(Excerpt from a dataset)
==============================
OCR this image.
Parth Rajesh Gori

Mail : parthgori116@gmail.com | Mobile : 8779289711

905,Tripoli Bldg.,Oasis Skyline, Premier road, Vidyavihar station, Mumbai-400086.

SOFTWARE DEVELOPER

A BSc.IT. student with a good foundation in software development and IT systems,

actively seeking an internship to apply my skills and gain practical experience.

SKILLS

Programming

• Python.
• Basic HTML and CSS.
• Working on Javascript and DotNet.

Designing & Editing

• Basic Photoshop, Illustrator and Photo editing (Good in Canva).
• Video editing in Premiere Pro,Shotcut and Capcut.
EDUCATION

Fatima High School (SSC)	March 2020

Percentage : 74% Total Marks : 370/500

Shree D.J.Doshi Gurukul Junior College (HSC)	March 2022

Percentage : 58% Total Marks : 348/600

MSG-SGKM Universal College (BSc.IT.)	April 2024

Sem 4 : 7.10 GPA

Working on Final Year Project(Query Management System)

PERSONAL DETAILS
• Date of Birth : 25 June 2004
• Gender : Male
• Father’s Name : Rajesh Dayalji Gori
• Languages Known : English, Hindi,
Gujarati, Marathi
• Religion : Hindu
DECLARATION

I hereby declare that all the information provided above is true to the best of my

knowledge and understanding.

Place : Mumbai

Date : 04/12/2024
==============================
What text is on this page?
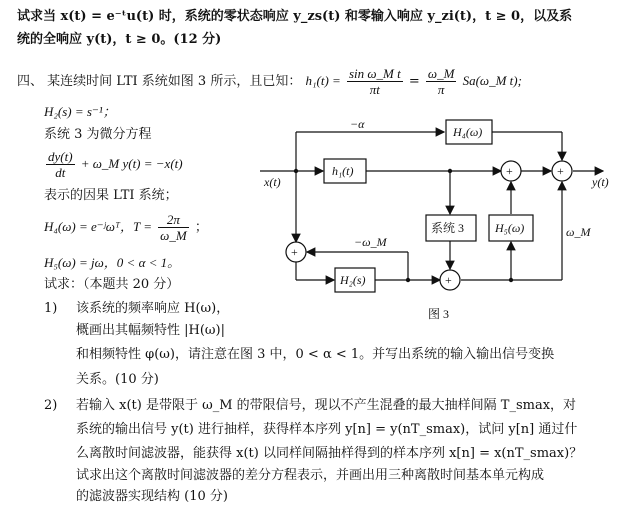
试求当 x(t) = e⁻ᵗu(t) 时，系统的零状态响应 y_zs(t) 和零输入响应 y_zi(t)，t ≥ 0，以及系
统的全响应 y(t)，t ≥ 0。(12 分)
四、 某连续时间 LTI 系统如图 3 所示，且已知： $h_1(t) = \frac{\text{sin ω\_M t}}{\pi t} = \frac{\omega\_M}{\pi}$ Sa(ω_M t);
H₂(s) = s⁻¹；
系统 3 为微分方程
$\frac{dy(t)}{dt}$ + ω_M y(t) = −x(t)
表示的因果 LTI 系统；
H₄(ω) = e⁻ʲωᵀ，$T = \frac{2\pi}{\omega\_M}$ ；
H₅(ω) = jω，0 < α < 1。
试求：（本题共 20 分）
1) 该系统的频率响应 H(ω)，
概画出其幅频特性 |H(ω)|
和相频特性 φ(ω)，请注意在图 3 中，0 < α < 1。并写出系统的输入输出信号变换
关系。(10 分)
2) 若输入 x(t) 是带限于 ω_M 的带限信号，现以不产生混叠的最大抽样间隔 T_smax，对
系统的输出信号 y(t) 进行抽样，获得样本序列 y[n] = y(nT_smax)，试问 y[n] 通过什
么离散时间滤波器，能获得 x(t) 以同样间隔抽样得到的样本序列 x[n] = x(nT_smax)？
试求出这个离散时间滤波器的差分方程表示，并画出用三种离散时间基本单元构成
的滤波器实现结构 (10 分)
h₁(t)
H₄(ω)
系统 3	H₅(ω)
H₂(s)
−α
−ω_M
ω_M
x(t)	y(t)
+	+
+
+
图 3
==============================
== EXERCISE ==
Identify the lines of the data that contain the word "Percentage". Copy each of them.

== FINISHED TASK ==
Percentage : 74% Total Marks : 370/500
Percentage : 58% Total Marks : 348/600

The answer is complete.